* Short problem:
Extract each line containing the string "title".

* Provided records:
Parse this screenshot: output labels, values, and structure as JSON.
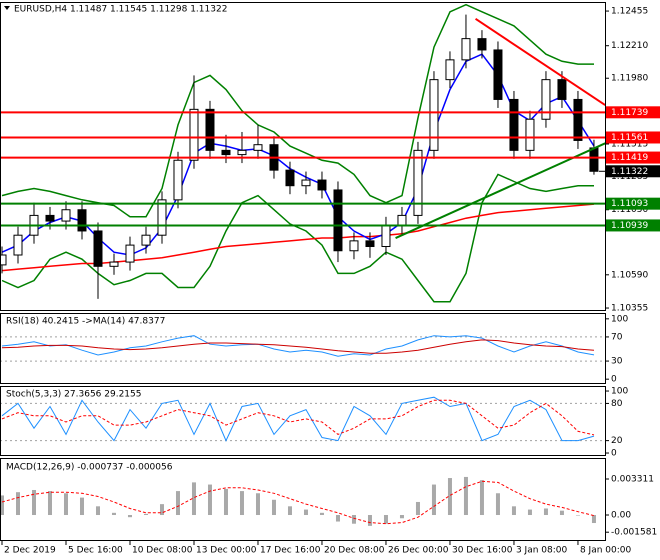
{
  "chart_data": [
    {
      "type": "candlestick",
      "title": "EURUSD,H4  1.11487 1.11545 1.11298 1.11322",
      "open": [
        1.1066,
        1.1073,
        1.1087,
        1.1101,
        1.1097,
        1.1105,
        1.109,
        1.1065,
        1.1068,
        1.108,
        1.1087,
        1.1112,
        1.114,
        1.1176,
        1.1147,
        1.1144,
        1.1147,
        1.1151,
        1.1133,
        1.1122,
        1.1126,
        1.1119,
        1.1076,
        1.1083,
        1.1079,
        1.1094,
        1.1101,
        1.1147,
        1.1197,
        1.1211,
        1.1226,
        1.1218,
        1.1183,
        1.1147,
        1.1169,
        1.1197,
        1.1183,
        1.11487
      ],
      "high": [
        1.1079,
        1.1093,
        1.111,
        1.1107,
        1.1111,
        1.1111,
        1.1096,
        1.1074,
        1.1086,
        1.1093,
        1.1118,
        1.1146,
        1.12,
        1.1182,
        1.1158,
        1.116,
        1.1165,
        1.1157,
        1.1139,
        1.1132,
        1.1132,
        1.1125,
        1.1089,
        1.1089,
        1.11,
        1.1107,
        1.1153,
        1.1203,
        1.1217,
        1.1243,
        1.1232,
        1.1224,
        1.1189,
        1.1175,
        1.1203,
        1.1203,
        1.1189,
        1.11545
      ],
      "low": [
        1.106,
        1.1067,
        1.1081,
        1.1091,
        1.1091,
        1.1084,
        1.1042,
        1.1059,
        1.1062,
        1.1074,
        1.1081,
        1.1106,
        1.1134,
        1.1141,
        1.1138,
        1.1138,
        1.1141,
        1.1127,
        1.1116,
        1.1116,
        1.1113,
        1.1068,
        1.107,
        1.1071,
        1.1073,
        1.1088,
        1.1095,
        1.1141,
        1.1191,
        1.1205,
        1.1212,
        1.1177,
        1.1141,
        1.1141,
        1.1163,
        1.1177,
        1.1148,
        1.11298
      ],
      "close": [
        1.1073,
        1.1087,
        1.1101,
        1.1097,
        1.1105,
        1.109,
        1.1065,
        1.1068,
        1.108,
        1.1087,
        1.1112,
        1.114,
        1.1176,
        1.1147,
        1.1144,
        1.1147,
        1.1151,
        1.1133,
        1.1122,
        1.1126,
        1.1119,
        1.1076,
        1.1083,
        1.1079,
        1.1094,
        1.1101,
        1.1147,
        1.1197,
        1.1211,
        1.1226,
        1.1218,
        1.1183,
        1.1147,
        1.1169,
        1.1197,
        1.1183,
        1.1154,
        1.11322
      ],
      "lines": [
        {
          "color": "#008000",
          "values": [
            1.1115,
            1.1118,
            1.112,
            1.1118,
            1.1115,
            1.1112,
            1.111,
            1.1108,
            1.11,
            1.11,
            1.112,
            1.1165,
            1.1195,
            1.12,
            1.119,
            1.1175,
            1.1165,
            1.116,
            1.115,
            1.1145,
            1.114,
            1.1138,
            1.113,
            1.1115,
            1.111,
            1.1115,
            1.117,
            1.122,
            1.1245,
            1.125,
            1.1245,
            1.124,
            1.1235,
            1.1225,
            1.1215,
            1.121,
            1.1208,
            1.1208
          ]
        },
        {
          "color": "#008000",
          "values": [
            1.1055,
            1.105,
            1.1055,
            1.107,
            1.1075,
            1.107,
            1.106,
            1.1052,
            1.1055,
            1.106,
            1.106,
            1.105,
            1.105,
            1.1065,
            1.109,
            1.111,
            1.1115,
            1.1105,
            1.1095,
            1.109,
            1.108,
            1.106,
            1.106,
            1.1065,
            1.1075,
            1.107,
            1.1055,
            1.104,
            1.104,
            1.106,
            1.111,
            1.113,
            1.1125,
            1.112,
            1.1118,
            1.112,
            1.1122,
            1.1122
          ]
        },
        {
          "color": "#ff0000",
          "values": [
            1.1062,
            1.1063,
            1.1064,
            1.1065,
            1.1066,
            1.1067,
            1.1067,
            1.1068,
            1.1069,
            1.107,
            1.1071,
            1.1073,
            1.1075,
            1.1077,
            1.1079,
            1.108,
            1.1081,
            1.1082,
            1.1083,
            1.1084,
            1.1085,
            1.1085,
            1.1086,
            1.1086,
            1.1087,
            1.1088,
            1.109,
            1.1093,
            1.1096,
            1.1099,
            1.1101,
            1.1103,
            1.1104,
            1.1105,
            1.1106,
            1.1107,
            1.1108,
            1.1109
          ]
        },
        {
          "color": "#0000ff",
          "values": [
            1.1075,
            1.108,
            1.109,
            1.1096,
            1.11,
            1.1097,
            1.1085,
            1.1075,
            1.1073,
            1.1078,
            1.1092,
            1.1115,
            1.1145,
            1.1152,
            1.115,
            1.1147,
            1.1148,
            1.1143,
            1.1134,
            1.1128,
            1.1123,
            1.11,
            1.109,
            1.1084,
            1.1088,
            1.1096,
            1.112,
            1.116,
            1.119,
            1.121,
            1.1215,
            1.12,
            1.1175,
            1.1168,
            1.118,
            1.1185,
            1.1168,
            1.115
          ]
        }
      ],
      "trendlines": [
        {
          "color": "#ff0000",
          "x": [
            29.6,
            37.7
          ],
          "y": [
            1.124,
            1.1179
          ]
        },
        {
          "color": "#008000",
          "x": [
            24.6,
            37.7
          ],
          "y": [
            1.1085,
            1.1152
          ]
        }
      ],
      "levels": [
        {
          "value": 1.11739,
          "color": "#ff0000"
        },
        {
          "value": 1.11561,
          "color": "#ff0000"
        },
        {
          "value": 1.11419,
          "color": "#ff0000"
        },
        {
          "value": 1.11093,
          "color": "#008000"
        },
        {
          "value": 1.10939,
          "color": "#008000"
        }
      ],
      "price_label": 1.11322,
      "xlim": [
        -0.125,
        37.69
      ],
      "xticks": [
        {
          "value": 0,
          "label": "2 Dec 2019"
        },
        {
          "value": 4,
          "label": "5 Dec 16:00"
        },
        {
          "value": 8,
          "label": "10 Dec 08:00"
        },
        {
          "value": 12,
          "label": "13 Dec 00:00"
        },
        {
          "value": 16,
          "label": "17 Dec 16:00"
        },
        {
          "value": 20,
          "label": "20 Dec 08:00"
        },
        {
          "value": 24,
          "label": "26 Dec 00:00"
        },
        {
          "value": 28,
          "label": "30 Dec 16:00"
        },
        {
          "value": 32,
          "label": "3 Jan 08:00"
        },
        {
          "value": 36,
          "label": "8 Jan 00:00"
        }
      ],
      "ylim": [
        1.10334,
        1.12512
      ],
      "yticks": [
        1.12455,
        {
          "value": 1.1221,
          "label": "1.12210"
        },
        {
          "value": 1.1198,
          "label": "1.11980"
        },
        1.11515,
        1.11285,
        {
          "value": 1.1105,
          "label": "1.11050"
        },
        {
          "value": 1.1059,
          "label": "1.10590"
        },
        1.10355
      ]
    },
    {
      "type": "line",
      "title": "RSI(18) 40.2415 ->MA(14) 47.8377",
      "series": [
        {
          "color": "#1e90ff",
          "values": [
            55,
            58,
            62,
            55,
            57,
            48,
            40,
            45,
            52,
            55,
            62,
            68,
            72,
            58,
            55,
            57,
            58,
            50,
            45,
            48,
            45,
            38,
            42,
            40,
            50,
            55,
            65,
            72,
            70,
            72,
            68,
            55,
            45,
            55,
            62,
            55,
            45,
            40.2415
          ]
        },
        {
          "color": "#cc0000",
          "values": [
            52,
            53,
            55,
            56,
            56,
            55,
            52,
            50,
            49,
            50,
            52,
            55,
            58,
            60,
            60,
            59,
            58,
            57,
            55,
            53,
            50,
            47,
            45,
            43,
            43,
            45,
            48,
            53,
            58,
            62,
            65,
            64,
            60,
            57,
            55,
            54,
            50,
            47.8377
          ]
        }
      ],
      "ylim": [
        -8,
        108
      ],
      "yticks": [
        100,
        70,
        30,
        0
      ],
      "grid": true
    },
    {
      "type": "line",
      "title": "Stoch(5,3,3) 27.3656 29.2155",
      "series": [
        {
          "color": "#1e90ff",
          "values": [
            60,
            80,
            40,
            75,
            30,
            85,
            50,
            20,
            70,
            40,
            80,
            85,
            30,
            80,
            20,
            75,
            80,
            30,
            60,
            70,
            25,
            20,
            75,
            60,
            30,
            80,
            85,
            90,
            75,
            80,
            20,
            30,
            75,
            85,
            70,
            20,
            20,
            27.3656
          ]
        },
        {
          "color": "#ff0000",
          "dash": true,
          "values": [
            55,
            65,
            60,
            60,
            50,
            60,
            60,
            45,
            45,
            50,
            60,
            70,
            65,
            60,
            45,
            55,
            65,
            60,
            50,
            55,
            50,
            30,
            40,
            55,
            55,
            60,
            75,
            85,
            85,
            80,
            60,
            40,
            45,
            65,
            80,
            60,
            35,
            29.2155
          ]
        }
      ],
      "ylim": [
        -4.8,
        106.5
      ],
      "yticks": [
        100,
        80,
        20,
        0
      ],
      "grid": true
    },
    {
      "type": "bar",
      "title": "MACD(12,26,9) -0.000737 -0.000056",
      "color": "#a9a9a9",
      "values": [
        0.0018,
        0.0021,
        0.0023,
        0.0022,
        0.002,
        0.0016,
        0.0008,
        0.0002,
        -0.0002,
        0.0001,
        0.001,
        0.0022,
        0.003,
        0.0028,
        0.0024,
        0.0022,
        0.002,
        0.0014,
        0.0008,
        0.0005,
        0.0002,
        -0.0006,
        -0.0008,
        -0.001,
        -0.0008,
        -0.0003,
        0.0012,
        0.0028,
        0.0034,
        0.0035,
        0.0032,
        0.002,
        0.0008,
        0.0005,
        0.0006,
        0.0004,
        0.0,
        -0.000737
      ],
      "series": [
        {
          "color": "#ff0000",
          "dash": true,
          "values": [
            0.0012,
            0.0016,
            0.0019,
            0.0021,
            0.0021,
            0.002,
            0.0017,
            0.0012,
            0.0006,
            0.0002,
            0.0002,
            0.0008,
            0.0016,
            0.0022,
            0.0025,
            0.0025,
            0.0023,
            0.002,
            0.0015,
            0.001,
            0.0006,
            0.0002,
            -0.0003,
            -0.0007,
            -0.0008,
            -0.0007,
            -0.0002,
            0.0008,
            0.0018,
            0.0026,
            0.0031,
            0.003,
            0.0022,
            0.0015,
            0.001,
            0.0007,
            0.0003,
            -5.6e-05
          ]
        }
      ],
      "ylim": [
        -0.00239,
        0.00515
      ],
      "yticks": [
        0.003311,
        {
          "value": 0,
          "label": "0.00"
        },
        -0.001581
      ],
      "grid": false
    }
  ]
}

* Solution for this problem:
      "title": "EURUSD,H4  1.11487 1.11545 1.11298 1.11322",
      "title": "RSI(18) 40.2415 ->MA(14) 47.8377",
      "title": "Stoch(5,3,3) 27.3656 29.2155",
      "title": "MACD(12,26,9) -0.000737 -0.000056",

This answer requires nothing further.